** TASK DESCRIPTION **
Each line containing the word "derivative" must be collected.

** INPUT MATERIAL **
________________________________________
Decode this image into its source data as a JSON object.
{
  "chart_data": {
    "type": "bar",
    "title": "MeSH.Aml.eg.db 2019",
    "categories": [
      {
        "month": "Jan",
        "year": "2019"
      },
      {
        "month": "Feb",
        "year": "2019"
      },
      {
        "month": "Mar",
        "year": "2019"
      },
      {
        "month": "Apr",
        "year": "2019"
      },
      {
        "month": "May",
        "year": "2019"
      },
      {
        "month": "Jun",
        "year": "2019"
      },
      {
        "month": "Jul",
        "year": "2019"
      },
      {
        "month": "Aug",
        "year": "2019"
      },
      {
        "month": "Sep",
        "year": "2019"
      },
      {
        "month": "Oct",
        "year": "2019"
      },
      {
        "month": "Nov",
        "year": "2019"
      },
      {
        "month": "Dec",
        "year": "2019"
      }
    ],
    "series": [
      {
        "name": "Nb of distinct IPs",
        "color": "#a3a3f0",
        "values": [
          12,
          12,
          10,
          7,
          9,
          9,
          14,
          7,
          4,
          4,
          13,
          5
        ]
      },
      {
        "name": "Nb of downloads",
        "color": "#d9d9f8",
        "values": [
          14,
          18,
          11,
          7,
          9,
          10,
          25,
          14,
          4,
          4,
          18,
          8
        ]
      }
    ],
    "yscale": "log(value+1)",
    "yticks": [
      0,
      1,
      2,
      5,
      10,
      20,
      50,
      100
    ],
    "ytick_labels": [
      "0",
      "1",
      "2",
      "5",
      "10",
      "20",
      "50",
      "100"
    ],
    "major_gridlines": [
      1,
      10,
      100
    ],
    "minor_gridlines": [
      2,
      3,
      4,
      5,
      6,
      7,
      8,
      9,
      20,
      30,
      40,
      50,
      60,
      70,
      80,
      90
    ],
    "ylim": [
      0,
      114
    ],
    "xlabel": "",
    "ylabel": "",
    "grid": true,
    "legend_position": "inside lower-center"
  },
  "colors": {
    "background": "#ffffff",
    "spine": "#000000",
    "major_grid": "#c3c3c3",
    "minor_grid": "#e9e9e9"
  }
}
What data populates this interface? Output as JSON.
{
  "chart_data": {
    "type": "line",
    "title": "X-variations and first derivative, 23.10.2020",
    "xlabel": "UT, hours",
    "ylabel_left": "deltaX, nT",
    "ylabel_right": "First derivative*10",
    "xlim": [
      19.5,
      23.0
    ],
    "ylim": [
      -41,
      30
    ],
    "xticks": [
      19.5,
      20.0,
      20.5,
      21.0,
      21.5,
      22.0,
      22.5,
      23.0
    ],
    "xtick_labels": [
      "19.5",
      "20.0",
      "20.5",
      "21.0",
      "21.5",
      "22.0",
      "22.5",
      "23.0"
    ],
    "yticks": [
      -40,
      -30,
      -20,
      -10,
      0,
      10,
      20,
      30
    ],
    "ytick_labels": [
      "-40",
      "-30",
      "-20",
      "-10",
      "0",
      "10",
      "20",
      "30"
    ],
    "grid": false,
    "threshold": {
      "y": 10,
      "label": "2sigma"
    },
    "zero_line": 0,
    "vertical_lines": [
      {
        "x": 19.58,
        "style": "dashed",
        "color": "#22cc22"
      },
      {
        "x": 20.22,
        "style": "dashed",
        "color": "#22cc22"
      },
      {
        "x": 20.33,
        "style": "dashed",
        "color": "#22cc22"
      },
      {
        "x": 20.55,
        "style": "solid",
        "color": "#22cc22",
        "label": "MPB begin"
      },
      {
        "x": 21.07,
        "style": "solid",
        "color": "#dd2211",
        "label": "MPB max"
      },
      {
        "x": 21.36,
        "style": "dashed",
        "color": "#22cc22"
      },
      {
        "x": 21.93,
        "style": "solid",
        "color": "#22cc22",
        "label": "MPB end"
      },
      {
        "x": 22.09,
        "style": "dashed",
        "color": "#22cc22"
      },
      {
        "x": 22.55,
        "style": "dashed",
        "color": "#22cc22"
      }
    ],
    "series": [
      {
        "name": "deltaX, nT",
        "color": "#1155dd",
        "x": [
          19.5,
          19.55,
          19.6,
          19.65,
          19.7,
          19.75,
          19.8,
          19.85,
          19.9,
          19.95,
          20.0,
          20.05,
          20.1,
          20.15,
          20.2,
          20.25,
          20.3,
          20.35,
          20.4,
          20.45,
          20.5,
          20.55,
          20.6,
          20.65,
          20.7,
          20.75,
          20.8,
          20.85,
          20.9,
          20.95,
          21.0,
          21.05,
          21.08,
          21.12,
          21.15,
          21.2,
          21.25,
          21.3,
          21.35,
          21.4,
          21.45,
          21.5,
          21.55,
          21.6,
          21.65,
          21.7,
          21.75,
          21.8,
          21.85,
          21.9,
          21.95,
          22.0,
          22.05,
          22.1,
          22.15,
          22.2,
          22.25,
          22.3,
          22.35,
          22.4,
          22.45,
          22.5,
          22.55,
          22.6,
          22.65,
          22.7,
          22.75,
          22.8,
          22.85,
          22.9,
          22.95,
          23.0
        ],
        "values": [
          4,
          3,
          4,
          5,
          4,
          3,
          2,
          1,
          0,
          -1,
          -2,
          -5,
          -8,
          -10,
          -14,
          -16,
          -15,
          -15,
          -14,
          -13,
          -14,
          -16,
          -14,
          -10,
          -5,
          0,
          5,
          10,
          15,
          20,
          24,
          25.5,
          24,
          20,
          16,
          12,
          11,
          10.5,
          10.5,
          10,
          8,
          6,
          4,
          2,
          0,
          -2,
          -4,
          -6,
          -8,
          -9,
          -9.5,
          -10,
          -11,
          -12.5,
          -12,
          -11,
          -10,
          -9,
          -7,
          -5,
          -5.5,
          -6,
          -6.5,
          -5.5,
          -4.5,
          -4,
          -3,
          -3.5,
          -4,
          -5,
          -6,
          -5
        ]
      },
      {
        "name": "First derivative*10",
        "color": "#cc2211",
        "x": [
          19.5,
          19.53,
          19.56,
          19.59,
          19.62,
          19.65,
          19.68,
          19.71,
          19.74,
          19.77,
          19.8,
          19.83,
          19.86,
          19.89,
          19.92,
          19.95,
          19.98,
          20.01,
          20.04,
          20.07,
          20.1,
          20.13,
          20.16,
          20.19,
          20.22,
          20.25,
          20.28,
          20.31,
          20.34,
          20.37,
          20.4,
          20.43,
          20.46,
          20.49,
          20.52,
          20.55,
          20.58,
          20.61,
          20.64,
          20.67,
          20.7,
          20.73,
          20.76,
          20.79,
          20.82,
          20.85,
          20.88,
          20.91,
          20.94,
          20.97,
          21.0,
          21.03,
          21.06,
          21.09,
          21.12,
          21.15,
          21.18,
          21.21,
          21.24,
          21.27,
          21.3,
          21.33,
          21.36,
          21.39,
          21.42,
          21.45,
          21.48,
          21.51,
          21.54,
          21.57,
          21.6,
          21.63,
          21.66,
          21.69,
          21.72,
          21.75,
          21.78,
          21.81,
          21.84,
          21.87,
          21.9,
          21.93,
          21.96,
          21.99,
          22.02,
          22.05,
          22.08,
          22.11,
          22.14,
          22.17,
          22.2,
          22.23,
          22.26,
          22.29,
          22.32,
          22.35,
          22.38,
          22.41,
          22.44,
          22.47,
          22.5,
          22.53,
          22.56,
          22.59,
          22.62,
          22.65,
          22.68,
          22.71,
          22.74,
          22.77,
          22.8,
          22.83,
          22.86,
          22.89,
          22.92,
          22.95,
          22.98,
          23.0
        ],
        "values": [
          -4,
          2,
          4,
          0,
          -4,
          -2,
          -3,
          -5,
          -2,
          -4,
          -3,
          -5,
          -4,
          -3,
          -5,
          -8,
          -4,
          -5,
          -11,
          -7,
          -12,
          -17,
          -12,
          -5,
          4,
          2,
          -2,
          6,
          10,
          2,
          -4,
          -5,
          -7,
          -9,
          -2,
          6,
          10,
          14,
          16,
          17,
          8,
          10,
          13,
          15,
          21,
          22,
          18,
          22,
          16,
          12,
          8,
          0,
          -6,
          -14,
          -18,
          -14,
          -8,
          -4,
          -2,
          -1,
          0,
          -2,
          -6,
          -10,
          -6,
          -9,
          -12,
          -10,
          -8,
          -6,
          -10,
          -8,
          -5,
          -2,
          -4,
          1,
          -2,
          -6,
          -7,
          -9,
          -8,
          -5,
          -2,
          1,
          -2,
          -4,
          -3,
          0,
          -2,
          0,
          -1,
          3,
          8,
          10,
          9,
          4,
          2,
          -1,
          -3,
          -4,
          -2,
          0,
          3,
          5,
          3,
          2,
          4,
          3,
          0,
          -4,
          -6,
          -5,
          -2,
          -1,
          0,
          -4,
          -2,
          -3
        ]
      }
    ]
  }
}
________________________________________
** TASK ANSWER **
    "title": "X-variations and first derivative, 23.10.2020",
    "ylabel_right": "First derivative*10",
        "name": "First derivative*10",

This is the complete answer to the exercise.